Excerpted passage
──────────────────────────────
The masses and couplings of these two mesons are the primary parameters in the model. When the work was done initially only the omega mass was known so the other parameters were adjusted to yield agreement with the experimental binding energies, charge distributions, and single particle separation energies of these doubly magic nuclei. The single particle eigenvalues turned out to have the correct ordering needed to reproduce the known magic number sequences for neutron and proton shells. This was a result of the large spin-orbit interaction inherent in this combination of attractive and repulsive potentials. The nuclear potentials resulting from this empirical procedure can be roughly described as follows: the attractive (scalar) potential ($U_s(r)$) has a depth between 500-600 MeV while the repulsive (vector) potential ($U_0(r)$) has a height between 400-500 MeV. In a zeroth order non-relativistic approximation the nuclear potential would be the sum of these two ($U_s(r)+U_0(r)$, a well with a depth of 50-100 MeV).

So what negates the argument:

"At least the (attractive) Hartree-Potential in the Hartree-Fock Formalism grows linearly with nulceon density (which grows by $\frac{1}{V}$). This gain in $\frac{1}{V}$ would win over the (repulsive) increase in the kinetic energy under compression, which grows only by $V^{-\frac{2}{3}}$). Thus, the negative pressure caused by the increasing binding energy grows faster than the positive Fermi gas pressure due to the kinetic energy U. It is energetically advantageous to collapse."
──────────────────────────────
Data

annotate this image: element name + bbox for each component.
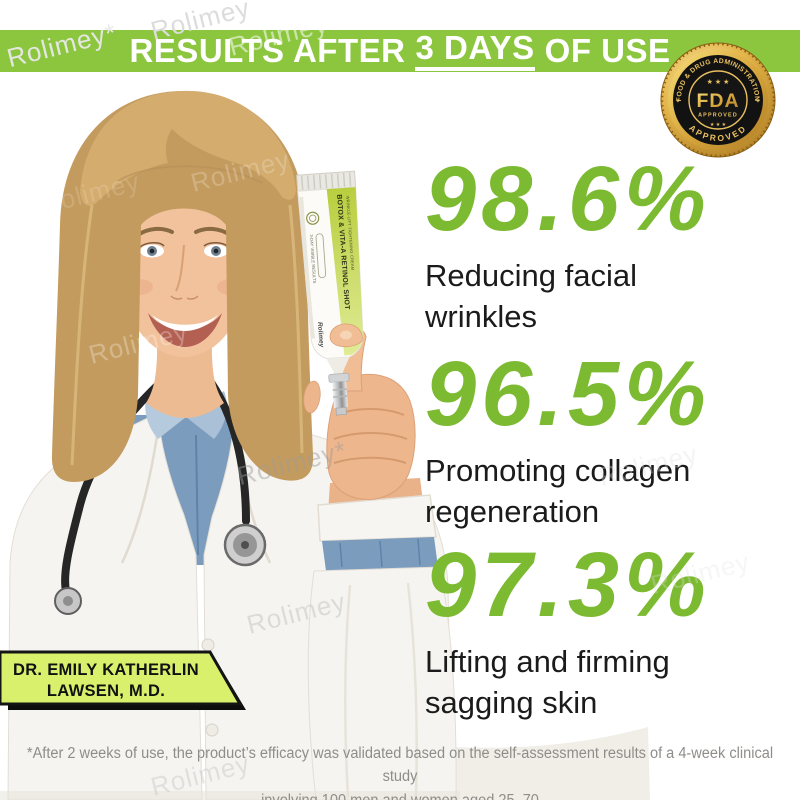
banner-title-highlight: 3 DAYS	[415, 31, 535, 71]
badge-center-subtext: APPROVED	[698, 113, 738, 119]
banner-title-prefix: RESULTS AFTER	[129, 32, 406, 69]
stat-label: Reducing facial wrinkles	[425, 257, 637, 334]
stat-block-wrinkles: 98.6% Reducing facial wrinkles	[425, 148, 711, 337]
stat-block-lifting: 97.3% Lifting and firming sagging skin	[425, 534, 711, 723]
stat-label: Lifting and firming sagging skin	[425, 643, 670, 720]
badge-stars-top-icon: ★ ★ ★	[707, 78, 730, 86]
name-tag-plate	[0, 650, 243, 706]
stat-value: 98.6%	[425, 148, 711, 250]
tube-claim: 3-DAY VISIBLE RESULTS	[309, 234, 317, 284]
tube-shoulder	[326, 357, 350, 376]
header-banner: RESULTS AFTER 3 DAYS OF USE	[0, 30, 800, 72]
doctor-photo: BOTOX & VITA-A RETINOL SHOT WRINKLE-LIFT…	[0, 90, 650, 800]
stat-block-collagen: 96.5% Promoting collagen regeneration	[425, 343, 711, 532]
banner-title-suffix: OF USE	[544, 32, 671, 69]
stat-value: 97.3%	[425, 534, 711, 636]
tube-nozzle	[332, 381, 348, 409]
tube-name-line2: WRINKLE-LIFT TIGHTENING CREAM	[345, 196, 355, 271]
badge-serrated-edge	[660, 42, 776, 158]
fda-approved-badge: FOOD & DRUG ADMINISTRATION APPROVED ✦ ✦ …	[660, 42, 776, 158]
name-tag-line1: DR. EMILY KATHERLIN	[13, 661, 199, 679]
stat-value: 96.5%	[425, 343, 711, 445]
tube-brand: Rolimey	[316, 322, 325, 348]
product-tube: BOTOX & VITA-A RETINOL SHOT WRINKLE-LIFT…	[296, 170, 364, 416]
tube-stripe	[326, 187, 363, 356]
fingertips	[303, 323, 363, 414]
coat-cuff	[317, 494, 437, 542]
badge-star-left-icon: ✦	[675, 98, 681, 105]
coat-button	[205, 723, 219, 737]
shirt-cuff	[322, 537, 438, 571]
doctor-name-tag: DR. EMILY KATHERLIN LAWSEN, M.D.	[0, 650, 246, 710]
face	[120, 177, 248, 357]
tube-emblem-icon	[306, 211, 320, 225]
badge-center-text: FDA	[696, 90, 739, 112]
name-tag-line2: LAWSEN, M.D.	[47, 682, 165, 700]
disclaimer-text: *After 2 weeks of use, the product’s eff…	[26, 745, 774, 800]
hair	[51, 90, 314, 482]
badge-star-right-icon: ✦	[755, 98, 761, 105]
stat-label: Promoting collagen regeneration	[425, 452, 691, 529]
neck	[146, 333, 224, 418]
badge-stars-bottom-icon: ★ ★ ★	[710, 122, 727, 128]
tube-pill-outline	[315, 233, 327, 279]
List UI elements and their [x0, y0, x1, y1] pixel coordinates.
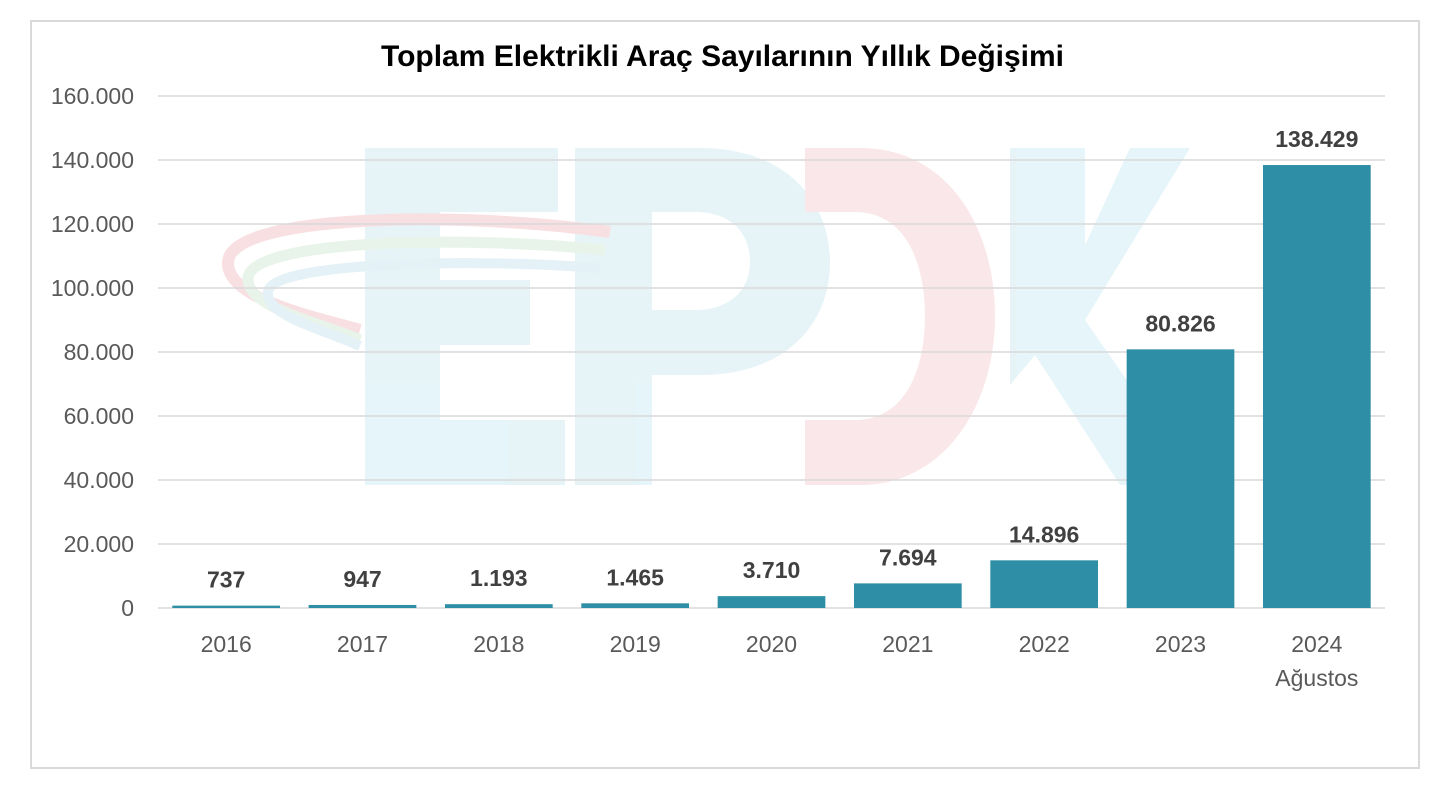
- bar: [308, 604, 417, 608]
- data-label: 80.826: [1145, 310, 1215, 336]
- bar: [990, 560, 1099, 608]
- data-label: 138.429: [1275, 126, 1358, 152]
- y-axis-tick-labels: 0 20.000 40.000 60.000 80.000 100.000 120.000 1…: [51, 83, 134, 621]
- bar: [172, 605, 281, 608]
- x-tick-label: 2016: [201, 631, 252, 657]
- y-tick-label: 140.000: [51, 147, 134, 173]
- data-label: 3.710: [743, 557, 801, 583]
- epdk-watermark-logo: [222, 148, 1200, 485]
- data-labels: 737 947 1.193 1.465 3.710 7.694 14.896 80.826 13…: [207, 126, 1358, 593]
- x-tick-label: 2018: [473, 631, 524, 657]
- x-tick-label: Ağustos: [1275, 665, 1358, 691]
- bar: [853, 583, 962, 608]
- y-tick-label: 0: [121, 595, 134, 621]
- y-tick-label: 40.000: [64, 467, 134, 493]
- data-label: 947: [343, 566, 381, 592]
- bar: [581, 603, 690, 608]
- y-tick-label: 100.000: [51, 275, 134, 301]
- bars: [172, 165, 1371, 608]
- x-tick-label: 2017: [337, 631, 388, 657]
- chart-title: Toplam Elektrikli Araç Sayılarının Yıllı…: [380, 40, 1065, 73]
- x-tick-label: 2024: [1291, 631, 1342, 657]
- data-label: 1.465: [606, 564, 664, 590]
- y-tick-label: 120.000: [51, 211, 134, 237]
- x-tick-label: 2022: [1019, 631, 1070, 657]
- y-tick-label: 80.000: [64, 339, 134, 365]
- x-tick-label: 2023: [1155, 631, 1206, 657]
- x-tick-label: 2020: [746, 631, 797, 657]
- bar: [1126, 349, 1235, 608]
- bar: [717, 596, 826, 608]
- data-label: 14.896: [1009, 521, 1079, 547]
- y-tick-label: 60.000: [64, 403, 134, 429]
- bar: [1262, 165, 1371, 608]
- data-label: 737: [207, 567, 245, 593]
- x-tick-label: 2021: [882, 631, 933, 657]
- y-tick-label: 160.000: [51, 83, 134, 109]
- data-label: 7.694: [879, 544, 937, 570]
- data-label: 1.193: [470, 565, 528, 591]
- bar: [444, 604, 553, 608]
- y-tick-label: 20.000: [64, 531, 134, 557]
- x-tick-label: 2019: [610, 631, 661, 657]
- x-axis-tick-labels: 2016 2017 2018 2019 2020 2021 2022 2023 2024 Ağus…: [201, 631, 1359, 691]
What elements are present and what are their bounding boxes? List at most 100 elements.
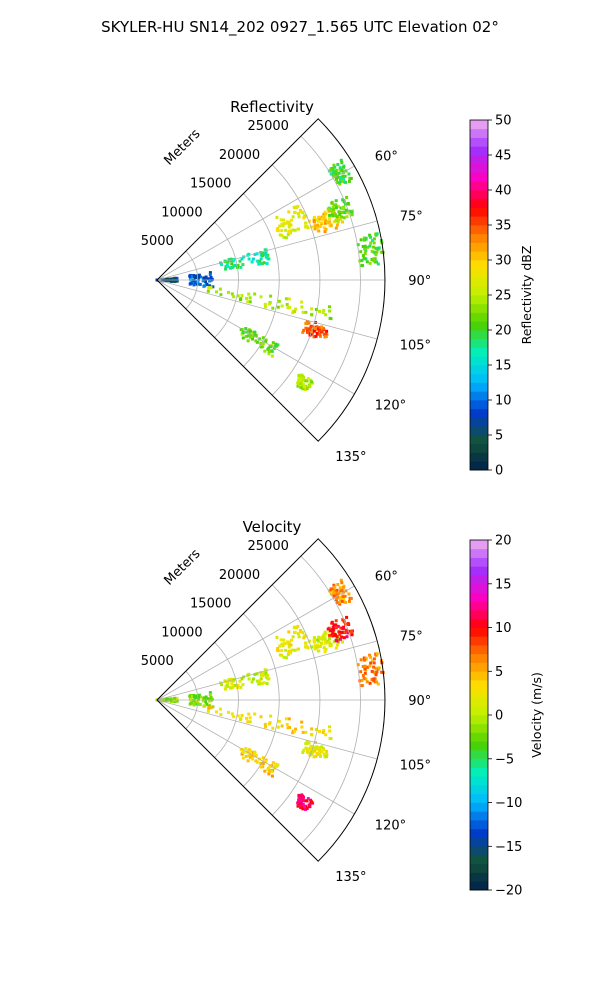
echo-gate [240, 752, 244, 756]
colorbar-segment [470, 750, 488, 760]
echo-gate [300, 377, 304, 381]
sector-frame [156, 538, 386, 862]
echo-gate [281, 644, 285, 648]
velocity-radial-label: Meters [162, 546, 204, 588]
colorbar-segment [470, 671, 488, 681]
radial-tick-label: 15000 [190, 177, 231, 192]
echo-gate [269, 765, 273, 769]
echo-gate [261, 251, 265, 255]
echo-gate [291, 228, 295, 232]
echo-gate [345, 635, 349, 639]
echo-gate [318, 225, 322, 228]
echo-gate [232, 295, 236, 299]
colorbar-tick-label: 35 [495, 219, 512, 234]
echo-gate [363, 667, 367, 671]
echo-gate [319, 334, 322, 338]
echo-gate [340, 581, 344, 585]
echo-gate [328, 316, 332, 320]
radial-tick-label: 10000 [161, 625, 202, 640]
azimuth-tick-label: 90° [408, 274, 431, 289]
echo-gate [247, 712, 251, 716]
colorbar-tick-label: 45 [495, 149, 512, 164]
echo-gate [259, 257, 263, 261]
──────────────────────────────
The problem
Write the next part of the passage on meson-based nuclear potentials and nuclear collapse, picking up after its final sentence. The entries were taken from a different source than the passage.

Result below
and prevents collapse (even in finite nuclei as well as neutron stars)? The answer comes from studying the nucleon densities that are folded with Yukawa functions to yield the scalar ($U_s$) and vector ($U_0$) potentials. The vector nucleon density is the same as the probability density so the above argument applies, except that the vector potential is repusive, not attractive. The scalar density, on the other hand, differs from the probability density (the square of the small component of the radial wave function is subtracted from the square of the large component ($F^2-G^2$) rather than added ($F^2+G^2$) in the case of the vector density. This means that if the nucleon density is squeezed beyond the normal equilibrium value, the repulsive potential indeed grows but the attractive scalar potential will not grow as much since the squeezing will also enhance the size of the small component ($G$) relative to the large component ($F$) ($G$ is the order of $\frac{v}{c}$ compared to F). This is the heart of the nuclear saturation mechanism in this approach. It is more a subtle relativistic effect that enhances the repulsive omega meson exchange relative to the attractive sigma meson exchange as the nucleon density increases. In the end a very stiff EOS results.

References: This work was my dissertation research. The first published calculation (Hartree approximation) was Phys. Rev C5 (1972) 241. The full Hartree-Fock calculation was Phys Rev C9 (1974) 537. My calculations were restricted to finite nuclei. Walecka published results with a similar model for infinite nuclear matter in the Fermi gas approximation (for balanced as well as unbalanced nuclear matter, applicable to neutron stars): Ann of Physics (NY) 83 (1974) 491.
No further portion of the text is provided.